» **Task to complete**
In the entries below, count every line with the string "captura". State the count and nothing else.
___ Data shown ___
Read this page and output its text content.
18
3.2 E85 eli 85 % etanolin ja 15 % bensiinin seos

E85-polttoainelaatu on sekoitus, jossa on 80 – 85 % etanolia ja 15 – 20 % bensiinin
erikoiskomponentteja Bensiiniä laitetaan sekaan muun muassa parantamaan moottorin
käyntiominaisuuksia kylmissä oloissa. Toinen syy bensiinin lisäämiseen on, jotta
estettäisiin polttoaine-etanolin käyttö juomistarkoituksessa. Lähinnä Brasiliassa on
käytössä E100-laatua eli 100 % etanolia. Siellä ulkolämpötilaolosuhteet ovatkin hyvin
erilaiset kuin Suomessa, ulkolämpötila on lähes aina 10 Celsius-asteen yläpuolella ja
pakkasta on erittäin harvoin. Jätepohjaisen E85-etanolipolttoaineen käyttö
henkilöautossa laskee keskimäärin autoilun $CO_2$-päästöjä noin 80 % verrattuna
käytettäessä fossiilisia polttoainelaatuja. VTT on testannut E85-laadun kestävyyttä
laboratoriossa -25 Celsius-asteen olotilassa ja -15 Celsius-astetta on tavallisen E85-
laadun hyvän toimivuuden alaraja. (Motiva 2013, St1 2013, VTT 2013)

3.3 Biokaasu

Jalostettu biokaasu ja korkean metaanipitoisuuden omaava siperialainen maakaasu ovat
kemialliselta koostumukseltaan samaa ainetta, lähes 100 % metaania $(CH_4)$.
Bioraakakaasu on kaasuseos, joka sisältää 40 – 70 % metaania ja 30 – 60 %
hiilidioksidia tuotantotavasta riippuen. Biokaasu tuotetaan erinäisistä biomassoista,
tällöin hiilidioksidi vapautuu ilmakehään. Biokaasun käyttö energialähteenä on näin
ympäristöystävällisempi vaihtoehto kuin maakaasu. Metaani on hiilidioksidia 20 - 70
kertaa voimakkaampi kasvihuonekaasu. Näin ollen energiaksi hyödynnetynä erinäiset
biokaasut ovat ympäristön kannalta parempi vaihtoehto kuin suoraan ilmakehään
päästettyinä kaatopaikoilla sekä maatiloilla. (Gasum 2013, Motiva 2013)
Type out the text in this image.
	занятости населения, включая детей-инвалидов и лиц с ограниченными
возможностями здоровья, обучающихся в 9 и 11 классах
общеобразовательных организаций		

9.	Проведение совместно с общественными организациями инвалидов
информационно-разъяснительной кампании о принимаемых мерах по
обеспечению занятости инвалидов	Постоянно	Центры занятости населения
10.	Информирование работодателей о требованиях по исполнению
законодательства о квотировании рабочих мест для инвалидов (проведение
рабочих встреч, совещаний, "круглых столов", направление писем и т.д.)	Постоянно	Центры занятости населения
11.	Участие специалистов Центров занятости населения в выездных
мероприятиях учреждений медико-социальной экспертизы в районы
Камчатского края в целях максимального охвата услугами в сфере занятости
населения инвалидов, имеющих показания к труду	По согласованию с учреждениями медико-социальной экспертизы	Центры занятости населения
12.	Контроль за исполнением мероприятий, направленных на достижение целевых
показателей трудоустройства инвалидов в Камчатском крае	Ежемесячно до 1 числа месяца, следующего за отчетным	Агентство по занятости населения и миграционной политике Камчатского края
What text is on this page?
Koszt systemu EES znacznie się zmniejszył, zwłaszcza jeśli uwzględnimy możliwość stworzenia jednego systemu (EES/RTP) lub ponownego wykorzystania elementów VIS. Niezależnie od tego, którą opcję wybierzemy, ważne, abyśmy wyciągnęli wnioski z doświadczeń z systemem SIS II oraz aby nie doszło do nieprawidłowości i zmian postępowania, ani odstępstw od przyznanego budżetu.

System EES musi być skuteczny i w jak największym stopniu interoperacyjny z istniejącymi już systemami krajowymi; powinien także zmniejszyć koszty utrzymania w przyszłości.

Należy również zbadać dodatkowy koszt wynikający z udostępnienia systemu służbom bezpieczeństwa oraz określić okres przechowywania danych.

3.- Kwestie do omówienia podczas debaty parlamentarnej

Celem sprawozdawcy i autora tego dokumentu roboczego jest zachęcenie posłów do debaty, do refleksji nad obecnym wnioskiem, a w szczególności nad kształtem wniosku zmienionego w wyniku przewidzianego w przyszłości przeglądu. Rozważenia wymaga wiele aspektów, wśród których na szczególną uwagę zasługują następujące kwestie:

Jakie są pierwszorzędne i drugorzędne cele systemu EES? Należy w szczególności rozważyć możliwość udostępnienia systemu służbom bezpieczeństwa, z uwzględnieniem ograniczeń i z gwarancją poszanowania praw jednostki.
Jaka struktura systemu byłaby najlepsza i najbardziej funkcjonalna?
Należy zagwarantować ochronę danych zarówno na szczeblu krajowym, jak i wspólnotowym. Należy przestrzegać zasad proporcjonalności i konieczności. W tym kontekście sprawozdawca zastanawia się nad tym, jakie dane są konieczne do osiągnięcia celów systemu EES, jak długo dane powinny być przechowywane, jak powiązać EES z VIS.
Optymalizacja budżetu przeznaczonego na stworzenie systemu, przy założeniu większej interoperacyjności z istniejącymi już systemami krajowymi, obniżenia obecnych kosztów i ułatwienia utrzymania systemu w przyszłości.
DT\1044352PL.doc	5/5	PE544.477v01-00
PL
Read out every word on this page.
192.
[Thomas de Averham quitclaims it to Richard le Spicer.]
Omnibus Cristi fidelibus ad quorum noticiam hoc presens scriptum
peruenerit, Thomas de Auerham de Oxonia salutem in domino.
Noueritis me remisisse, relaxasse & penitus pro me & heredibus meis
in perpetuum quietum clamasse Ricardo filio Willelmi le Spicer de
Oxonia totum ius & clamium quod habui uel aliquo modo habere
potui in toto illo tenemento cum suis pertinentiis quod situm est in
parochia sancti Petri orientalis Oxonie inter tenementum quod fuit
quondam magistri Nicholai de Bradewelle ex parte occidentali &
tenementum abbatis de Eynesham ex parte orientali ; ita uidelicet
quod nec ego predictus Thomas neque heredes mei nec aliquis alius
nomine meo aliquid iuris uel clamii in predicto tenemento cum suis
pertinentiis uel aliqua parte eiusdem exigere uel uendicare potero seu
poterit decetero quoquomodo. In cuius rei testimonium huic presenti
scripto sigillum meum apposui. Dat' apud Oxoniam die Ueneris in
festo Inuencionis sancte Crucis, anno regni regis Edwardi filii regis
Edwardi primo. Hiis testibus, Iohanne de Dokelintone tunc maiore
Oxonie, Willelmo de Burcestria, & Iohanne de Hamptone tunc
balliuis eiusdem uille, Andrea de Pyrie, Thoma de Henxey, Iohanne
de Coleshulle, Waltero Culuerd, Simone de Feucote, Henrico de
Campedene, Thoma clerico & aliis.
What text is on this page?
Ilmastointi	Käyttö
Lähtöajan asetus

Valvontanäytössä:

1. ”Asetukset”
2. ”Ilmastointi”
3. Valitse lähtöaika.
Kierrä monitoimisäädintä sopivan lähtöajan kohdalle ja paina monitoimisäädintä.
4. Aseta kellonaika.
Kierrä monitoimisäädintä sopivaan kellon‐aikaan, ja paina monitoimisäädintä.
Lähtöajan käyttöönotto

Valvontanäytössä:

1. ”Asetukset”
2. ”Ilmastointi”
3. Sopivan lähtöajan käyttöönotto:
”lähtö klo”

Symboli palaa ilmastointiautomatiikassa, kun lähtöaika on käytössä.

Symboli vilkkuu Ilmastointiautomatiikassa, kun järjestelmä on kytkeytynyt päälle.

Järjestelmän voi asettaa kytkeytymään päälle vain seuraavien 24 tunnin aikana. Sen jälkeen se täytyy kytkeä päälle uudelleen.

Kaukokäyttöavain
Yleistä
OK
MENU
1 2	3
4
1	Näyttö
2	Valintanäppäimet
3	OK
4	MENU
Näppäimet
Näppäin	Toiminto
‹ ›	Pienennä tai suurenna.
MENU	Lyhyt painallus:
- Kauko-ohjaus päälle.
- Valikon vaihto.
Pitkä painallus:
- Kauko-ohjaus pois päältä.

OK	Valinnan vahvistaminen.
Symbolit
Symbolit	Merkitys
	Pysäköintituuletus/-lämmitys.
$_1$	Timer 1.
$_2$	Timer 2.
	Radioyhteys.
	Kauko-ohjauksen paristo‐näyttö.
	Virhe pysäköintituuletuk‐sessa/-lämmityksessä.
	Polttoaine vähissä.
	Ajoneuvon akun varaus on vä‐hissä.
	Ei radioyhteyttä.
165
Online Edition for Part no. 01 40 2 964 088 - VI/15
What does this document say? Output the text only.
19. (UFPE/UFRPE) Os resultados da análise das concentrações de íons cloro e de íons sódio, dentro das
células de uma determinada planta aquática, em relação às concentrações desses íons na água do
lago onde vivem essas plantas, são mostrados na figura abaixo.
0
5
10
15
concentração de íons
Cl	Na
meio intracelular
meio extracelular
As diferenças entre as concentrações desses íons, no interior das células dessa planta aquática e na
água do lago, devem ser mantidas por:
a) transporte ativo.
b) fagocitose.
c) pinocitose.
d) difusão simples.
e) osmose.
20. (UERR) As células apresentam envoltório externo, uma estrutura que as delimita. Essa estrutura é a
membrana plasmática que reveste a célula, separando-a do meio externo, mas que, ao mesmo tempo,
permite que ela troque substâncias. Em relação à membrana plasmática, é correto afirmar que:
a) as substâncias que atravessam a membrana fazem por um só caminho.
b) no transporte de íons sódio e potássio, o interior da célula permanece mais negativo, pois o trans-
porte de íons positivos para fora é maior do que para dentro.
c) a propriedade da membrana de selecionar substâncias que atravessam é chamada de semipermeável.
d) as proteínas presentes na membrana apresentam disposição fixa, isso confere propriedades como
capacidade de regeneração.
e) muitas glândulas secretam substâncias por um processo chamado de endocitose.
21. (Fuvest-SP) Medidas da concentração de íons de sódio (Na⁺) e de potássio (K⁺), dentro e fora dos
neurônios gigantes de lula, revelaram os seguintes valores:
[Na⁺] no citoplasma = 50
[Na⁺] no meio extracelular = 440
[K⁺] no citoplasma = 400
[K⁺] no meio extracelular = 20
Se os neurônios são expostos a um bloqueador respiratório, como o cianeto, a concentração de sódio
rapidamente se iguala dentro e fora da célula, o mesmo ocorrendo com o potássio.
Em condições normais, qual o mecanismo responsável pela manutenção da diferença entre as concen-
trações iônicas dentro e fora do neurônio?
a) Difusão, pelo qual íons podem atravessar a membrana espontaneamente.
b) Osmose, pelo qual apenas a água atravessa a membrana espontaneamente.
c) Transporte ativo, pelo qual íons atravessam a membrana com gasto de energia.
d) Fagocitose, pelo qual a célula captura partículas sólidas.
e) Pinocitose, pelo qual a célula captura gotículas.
___
» **Exercise answer**
2